» **TEXT SHOWN**:

22 Continuity and smoothness

You have seen how various properties of a function—whether it is monotonic, how it slopes, whether it is concave up or down (or not at all), curvature, etc.—can be related to the first and second derivatives of the function.

In this chapter, we will elaborate on continuity, one of the ideas introduced in ?sec-word-descriptions, and use the concept of continuity to characterize functions in a new way: their smoothness.

22.1 Continuity

The intuition behind continuity is simple: If you can draw the graph of a function without lifting the pencil from the paper, the function is continuous.

Continuity can be an important attribute of a modeling function. Often, we expect that a small change in input produces a small change in output. For instance, if your income changes by one penny, you would expect your lifestyle not to change by much. If the temperature of an oven changes by 1 degree, you don’t expect the quality of the cake you are baking to change in any noticeable way.

Figure 22.1: The Heaviside function is piecewise constant with a discontiuity at \(x=0\).

All of our basic modeling functions are continuous over their entire input domain.¹ To illustrate discontinuity we will consider piecewise functions, as introduced in Section 9.4. The Heaviside function, graphed in Figure 22.1 is discontinuous.

Drawing the graph of the Heaviside function \(H(x)\) involves lifting the pencil at \(x=0\).

In contrast, the piecewise ramp function (Figure 22.2) is continuous; you don’t need to lift the pencil from the paper to draw the ramp function.

Figure 22.2: The ramp function is a continuous piecewise function.

Imagine that you were constructing a model of plant growth as a function of the amount of water (in cc) provided each day. The plant needs about 20 cc of water to thrive. You use the Heaviside function for the model, say \(H(W-20)\), where an output of 1 means the plant thrives and a output 0 means the plant does not. The model implies that with 20.001 cc of water, the plant will thrive. But providing only 19.999 cc of water, the plant will die. In other words, a very small change in the input can lead to a large change in the output.

» **SET TASKS**:
1) Using the text on continuity and smoothness, restate the paragraph that begins "Continuity can be an important attribute" as a short list that keeps its main facts.
2) For each statement, decide whether the text on continuity and smoothness supports it. Answer yes or no, and quote the words that decide it.
(a) The Heaviside function is continuous.
(b) The ramp function can be drawn without lifting the pencil from the paper.
(c) In the plant-growth model, the plant needs about 20 cc of water to thrive.
3) Continue the text on continuity and smoothness from its last sentence.
The data that follows is not needed for any of this work.

» **STORED RECORDS**:
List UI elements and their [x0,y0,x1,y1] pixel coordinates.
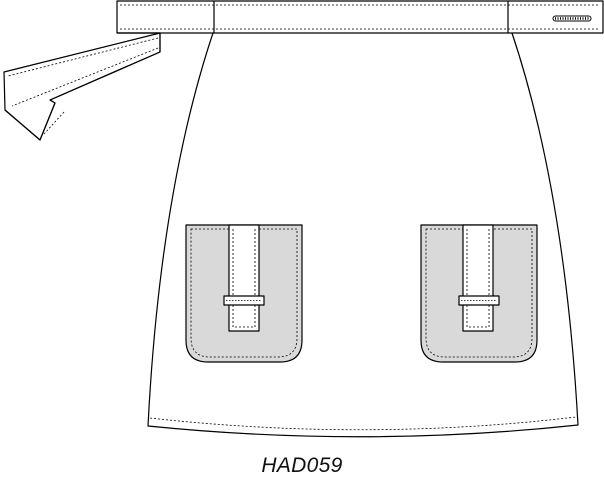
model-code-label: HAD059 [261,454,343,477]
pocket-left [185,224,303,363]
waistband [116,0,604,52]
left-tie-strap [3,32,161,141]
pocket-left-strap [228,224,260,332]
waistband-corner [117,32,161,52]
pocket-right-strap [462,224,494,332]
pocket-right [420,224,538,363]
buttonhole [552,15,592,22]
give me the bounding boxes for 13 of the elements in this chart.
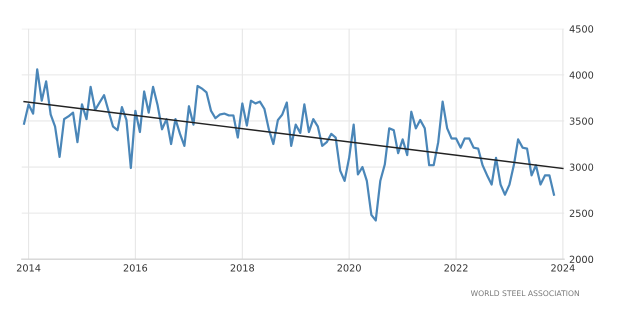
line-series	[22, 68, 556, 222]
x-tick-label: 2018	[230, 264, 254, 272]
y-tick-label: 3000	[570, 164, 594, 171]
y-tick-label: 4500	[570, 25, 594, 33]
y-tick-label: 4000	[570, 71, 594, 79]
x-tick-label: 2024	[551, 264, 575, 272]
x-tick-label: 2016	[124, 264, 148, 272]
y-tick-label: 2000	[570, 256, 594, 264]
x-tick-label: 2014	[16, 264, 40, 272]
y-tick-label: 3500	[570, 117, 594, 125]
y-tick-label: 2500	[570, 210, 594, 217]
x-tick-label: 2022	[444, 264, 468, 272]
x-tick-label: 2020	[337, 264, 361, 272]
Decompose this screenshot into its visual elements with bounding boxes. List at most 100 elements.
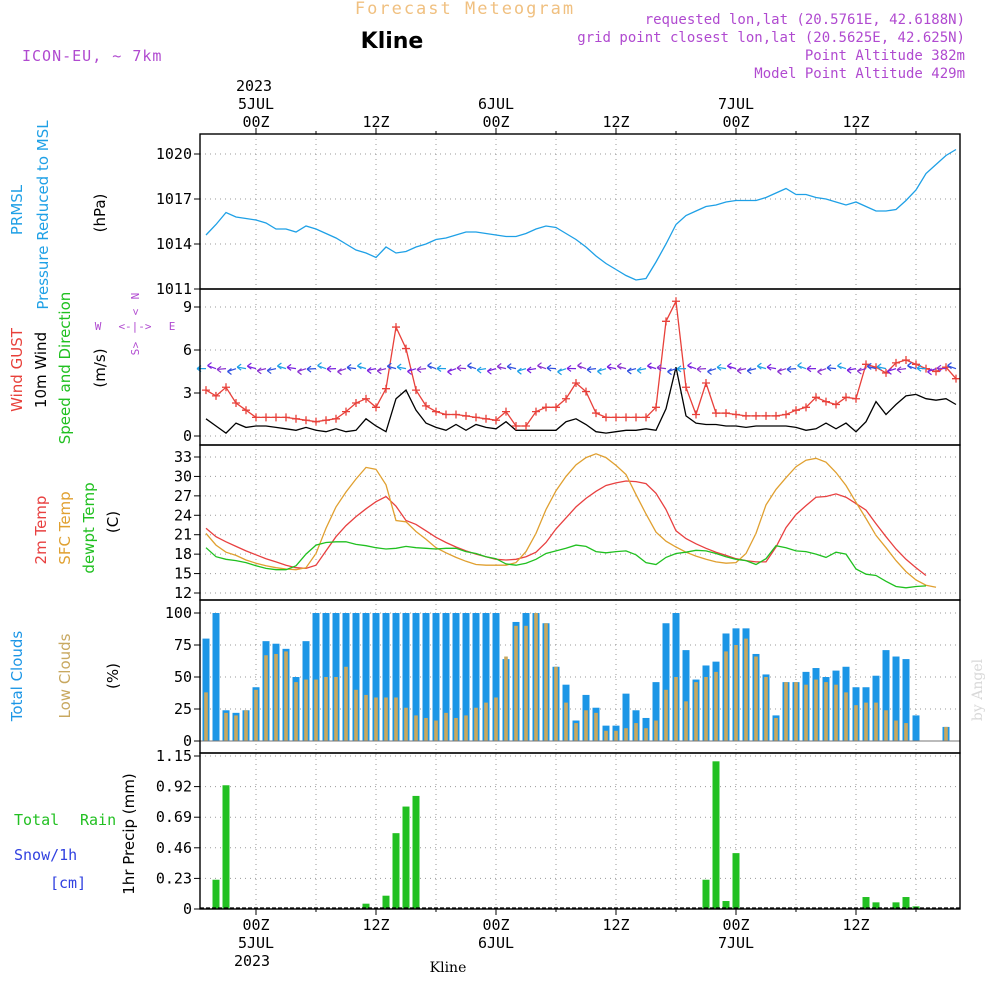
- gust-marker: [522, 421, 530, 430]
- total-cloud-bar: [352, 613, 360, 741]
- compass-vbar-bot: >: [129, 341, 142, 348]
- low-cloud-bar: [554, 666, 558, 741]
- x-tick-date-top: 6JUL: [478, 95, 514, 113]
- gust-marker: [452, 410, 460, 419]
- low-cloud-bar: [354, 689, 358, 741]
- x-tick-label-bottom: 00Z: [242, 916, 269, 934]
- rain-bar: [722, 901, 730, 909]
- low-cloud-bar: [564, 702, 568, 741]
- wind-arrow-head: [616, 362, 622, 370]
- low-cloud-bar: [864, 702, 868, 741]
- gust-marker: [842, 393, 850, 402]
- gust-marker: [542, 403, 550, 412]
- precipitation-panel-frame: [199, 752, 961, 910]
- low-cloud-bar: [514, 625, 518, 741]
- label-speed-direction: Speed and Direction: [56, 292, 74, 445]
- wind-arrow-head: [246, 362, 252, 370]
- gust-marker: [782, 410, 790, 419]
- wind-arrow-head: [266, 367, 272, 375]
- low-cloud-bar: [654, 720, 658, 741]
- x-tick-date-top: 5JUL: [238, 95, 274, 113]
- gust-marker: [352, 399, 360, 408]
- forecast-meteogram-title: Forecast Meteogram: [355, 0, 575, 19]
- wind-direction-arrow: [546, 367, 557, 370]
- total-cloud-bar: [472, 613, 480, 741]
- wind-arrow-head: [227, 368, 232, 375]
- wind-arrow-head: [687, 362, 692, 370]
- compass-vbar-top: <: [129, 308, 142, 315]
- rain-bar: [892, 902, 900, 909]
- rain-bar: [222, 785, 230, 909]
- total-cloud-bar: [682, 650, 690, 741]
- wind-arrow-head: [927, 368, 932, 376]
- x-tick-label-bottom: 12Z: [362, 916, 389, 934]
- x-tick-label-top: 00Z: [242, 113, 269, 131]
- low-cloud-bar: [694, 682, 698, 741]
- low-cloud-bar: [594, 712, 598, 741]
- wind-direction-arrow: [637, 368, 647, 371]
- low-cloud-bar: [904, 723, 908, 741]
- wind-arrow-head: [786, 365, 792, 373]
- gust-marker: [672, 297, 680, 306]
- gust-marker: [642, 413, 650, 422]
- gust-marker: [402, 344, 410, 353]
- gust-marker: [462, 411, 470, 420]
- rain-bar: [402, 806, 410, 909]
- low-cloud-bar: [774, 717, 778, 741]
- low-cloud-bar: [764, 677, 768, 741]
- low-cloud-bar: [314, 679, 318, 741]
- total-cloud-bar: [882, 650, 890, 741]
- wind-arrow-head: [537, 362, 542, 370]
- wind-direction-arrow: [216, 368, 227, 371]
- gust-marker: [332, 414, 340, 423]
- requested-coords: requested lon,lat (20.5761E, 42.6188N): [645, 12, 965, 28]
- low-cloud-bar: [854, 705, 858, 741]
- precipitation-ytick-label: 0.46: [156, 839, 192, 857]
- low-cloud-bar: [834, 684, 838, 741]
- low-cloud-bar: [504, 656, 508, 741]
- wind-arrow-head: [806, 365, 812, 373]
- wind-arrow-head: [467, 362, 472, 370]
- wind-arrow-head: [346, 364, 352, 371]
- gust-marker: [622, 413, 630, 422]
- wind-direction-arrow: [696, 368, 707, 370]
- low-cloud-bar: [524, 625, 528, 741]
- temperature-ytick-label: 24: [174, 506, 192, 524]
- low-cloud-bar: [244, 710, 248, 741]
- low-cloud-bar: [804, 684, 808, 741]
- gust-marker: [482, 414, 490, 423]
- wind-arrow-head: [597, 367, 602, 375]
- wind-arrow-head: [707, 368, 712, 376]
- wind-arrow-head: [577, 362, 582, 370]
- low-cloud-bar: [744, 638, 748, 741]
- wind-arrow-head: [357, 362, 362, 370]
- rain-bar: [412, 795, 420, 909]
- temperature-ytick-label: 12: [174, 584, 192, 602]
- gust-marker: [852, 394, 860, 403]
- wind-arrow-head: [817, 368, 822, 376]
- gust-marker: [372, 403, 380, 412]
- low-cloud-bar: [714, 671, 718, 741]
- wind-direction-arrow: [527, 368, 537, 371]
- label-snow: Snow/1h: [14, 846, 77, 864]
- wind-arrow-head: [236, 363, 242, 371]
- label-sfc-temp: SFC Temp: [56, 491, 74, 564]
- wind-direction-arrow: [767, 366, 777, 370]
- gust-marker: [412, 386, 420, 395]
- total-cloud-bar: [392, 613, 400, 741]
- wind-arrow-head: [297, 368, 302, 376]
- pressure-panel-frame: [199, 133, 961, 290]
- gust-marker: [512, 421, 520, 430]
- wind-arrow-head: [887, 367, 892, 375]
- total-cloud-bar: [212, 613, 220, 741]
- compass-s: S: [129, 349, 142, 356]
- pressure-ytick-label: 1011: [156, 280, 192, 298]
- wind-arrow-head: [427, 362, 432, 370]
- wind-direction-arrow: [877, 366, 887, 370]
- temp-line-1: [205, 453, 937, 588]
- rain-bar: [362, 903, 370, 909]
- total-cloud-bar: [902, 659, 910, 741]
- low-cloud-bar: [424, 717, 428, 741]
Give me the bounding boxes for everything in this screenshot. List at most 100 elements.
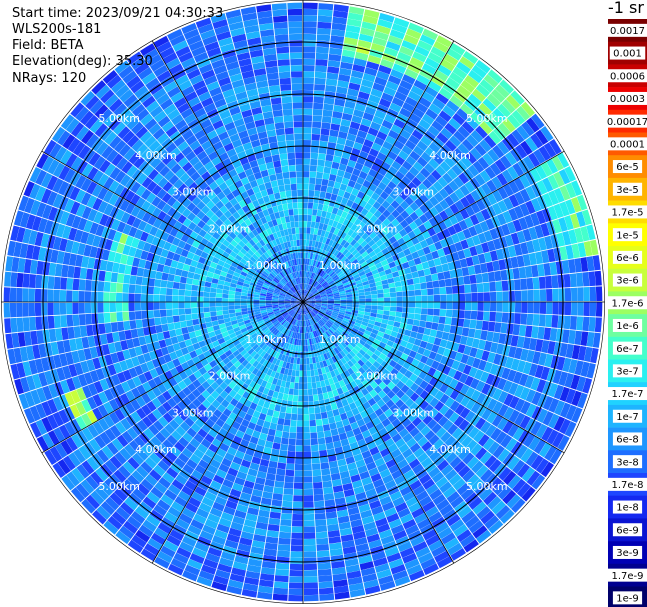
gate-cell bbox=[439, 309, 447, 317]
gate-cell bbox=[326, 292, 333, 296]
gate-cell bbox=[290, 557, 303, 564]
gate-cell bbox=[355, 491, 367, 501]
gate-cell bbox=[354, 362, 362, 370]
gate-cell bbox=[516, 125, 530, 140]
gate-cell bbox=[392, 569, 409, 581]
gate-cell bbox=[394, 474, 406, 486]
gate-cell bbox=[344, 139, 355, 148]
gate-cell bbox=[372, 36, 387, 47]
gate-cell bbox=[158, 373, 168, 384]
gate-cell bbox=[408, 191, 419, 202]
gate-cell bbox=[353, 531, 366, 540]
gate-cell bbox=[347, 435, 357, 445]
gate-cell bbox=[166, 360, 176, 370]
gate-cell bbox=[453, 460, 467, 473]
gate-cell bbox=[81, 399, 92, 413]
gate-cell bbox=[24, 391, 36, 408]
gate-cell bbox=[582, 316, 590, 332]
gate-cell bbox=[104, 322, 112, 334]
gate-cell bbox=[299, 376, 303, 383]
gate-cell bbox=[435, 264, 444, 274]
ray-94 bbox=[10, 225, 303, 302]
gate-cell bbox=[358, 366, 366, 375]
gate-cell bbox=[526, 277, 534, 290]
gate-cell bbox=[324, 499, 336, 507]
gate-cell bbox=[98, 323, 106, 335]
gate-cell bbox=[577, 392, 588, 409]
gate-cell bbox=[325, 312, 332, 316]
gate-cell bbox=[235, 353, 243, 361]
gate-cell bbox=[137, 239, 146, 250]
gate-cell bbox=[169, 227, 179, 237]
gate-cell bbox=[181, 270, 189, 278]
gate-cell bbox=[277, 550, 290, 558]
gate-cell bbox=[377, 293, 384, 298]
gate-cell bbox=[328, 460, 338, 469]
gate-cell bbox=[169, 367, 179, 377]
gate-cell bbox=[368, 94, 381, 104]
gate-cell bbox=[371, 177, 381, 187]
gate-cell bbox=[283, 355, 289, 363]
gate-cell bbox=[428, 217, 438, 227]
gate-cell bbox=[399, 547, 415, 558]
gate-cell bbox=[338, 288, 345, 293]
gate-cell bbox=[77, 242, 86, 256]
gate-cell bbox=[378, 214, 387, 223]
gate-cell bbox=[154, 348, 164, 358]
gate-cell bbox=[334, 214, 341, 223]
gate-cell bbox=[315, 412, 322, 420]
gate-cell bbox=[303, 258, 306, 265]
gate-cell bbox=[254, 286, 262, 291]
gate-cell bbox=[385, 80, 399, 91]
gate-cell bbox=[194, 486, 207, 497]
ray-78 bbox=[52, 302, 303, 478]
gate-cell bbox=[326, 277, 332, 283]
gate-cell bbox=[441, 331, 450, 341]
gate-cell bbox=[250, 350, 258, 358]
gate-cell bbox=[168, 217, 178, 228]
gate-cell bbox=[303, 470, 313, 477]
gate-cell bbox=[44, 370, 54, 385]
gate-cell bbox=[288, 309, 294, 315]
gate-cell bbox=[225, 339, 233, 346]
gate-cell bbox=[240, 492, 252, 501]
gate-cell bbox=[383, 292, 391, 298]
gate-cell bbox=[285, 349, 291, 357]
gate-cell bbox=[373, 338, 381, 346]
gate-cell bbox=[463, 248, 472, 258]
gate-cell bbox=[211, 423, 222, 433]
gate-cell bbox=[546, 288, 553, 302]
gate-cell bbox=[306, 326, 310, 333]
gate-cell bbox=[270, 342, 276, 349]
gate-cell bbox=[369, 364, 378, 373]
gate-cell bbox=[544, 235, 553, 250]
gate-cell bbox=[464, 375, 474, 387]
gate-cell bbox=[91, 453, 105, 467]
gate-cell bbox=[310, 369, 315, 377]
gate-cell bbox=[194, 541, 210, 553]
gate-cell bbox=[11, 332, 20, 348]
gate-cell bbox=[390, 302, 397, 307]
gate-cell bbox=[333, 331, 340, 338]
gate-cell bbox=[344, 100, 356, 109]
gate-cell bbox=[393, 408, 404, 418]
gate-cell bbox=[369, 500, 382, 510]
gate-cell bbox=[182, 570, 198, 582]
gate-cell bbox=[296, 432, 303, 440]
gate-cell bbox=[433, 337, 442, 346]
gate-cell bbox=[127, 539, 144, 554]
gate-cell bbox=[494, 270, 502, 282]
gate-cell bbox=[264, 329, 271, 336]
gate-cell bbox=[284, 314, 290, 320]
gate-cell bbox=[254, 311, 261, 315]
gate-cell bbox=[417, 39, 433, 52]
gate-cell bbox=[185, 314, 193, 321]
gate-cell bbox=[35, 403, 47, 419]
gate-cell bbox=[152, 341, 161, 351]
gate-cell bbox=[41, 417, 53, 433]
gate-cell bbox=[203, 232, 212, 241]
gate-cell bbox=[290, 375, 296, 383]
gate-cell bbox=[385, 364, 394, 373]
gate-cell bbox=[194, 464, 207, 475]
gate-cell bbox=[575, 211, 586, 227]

» **SOLVED PROBLEMS**:
1)
- Continuity can be an important property of a modeling function.
- We often expect a small change in input to cause a small change in output.
- Example: a one-penny change in income should not change your lifestyle much.
- Example: a 1-degree change in oven temperature should not noticeably change the quality of a cake.

2)
(a) No: "The Heaviside function, graphed in Figure 22.1 is discontinuous."
(b) Yes: "you don’t need to lift the pencil from the paper to draw the ramp function."
(c) Yes: "The plant needs about 20 cc of water to thrive."

3)
Common sense suggests that a change of 0.002 cc in the amount of water—a small fraction of a drop, 2 cubic millimeters of volume—is not going to lead to a qualitative change in output. So you might prefer to use a sigmoid function as your model rather than a Heaviside function.

On the other hand, sometimes a very small change in input does lead to a large change in output. For instance, a sensible model of the hardness of water as a function of temperature would include a discontinuity at \(32^\circ\)F, the temperature at which water turns to ice.

One of author Charles Dickens’s famous characters described the relationship between income, expenditure, and happiness this way:

“Annual income 20 pounds, annual expenditure 19 [pounds] 19 [shillings] and six [pence], result happiness. Annual income 20 pounds, annual expenditure 20 pounds ought and six, result misery.” — the character Wilkins Micawber in David Copperfield

Macawber referred to the common situation in pre-20th century England of putting debtors in prison, regardless of the size of their debt. Macawber’s statement suggests he would model happiness as a Heaviside function \(H(\text{income}- \text{expenditure})\).

Whenever the output of a function is a binary (yes-or-no) value, you can anticipate that a model will involve a discontinuous function.

22.2 Discontinuity

Recall the logical path that led us to the idea of the derivative of a function. We started with the differencing operator, which takes as input a function and a “small” value of \(h\):

\[{\cal D}_x f(x) \equiv \frac{f(x+h) - f(x)}{h}\]

Then, through algebraic manipulation and numerical experiments we found that, once \(h\) is small enough, the graph of the slope function \({\cal D}_x f(x)\) does not depend on \(h\). And so we defined a function \(\partial_x f(x)\) where \(h\) does not play a role, writing \(\lim_{h\rightarrow 0}\) to remember our care to never divide by zero.

\[\partial_x f(x) \equiv \lim_{h\rightarrow 0} \frac{f(x+h) - f(x)}{h}\ .\]

Conveniently, we found that the derivatives of the pattern-book functions can be written in terms of the pattern-book functions without making any reference to \(h\). For instance:

\(\partial_x \ln(x) = 1/x\) No \(h\) appears.
\(\partial_x e^x = e^x\) No \(h\) appears
\(\partial_x x^p = p\, x^{p-1}\) No \(h\) appears.
and so on.

With discontinuous functions, we have no such luck. Figure 22.3 shows what happens if we compute \({\cal D}_x H(x)\), the derivative of the Heaviside function, for smaller and smaller \(h\).

H <- makeFun(ifelse(x >=0, 1, 0) ~ x)
DH01   <- makeFun((H(x + 0.1) - H(x))/0.1 ~ x)
DH001  <- makeFun((H(x + 0.01) - H(x))/0.01 ~ x)
DH0001 <- makeFun((H(x + 0.001) - H(x))/0.001 ~ x)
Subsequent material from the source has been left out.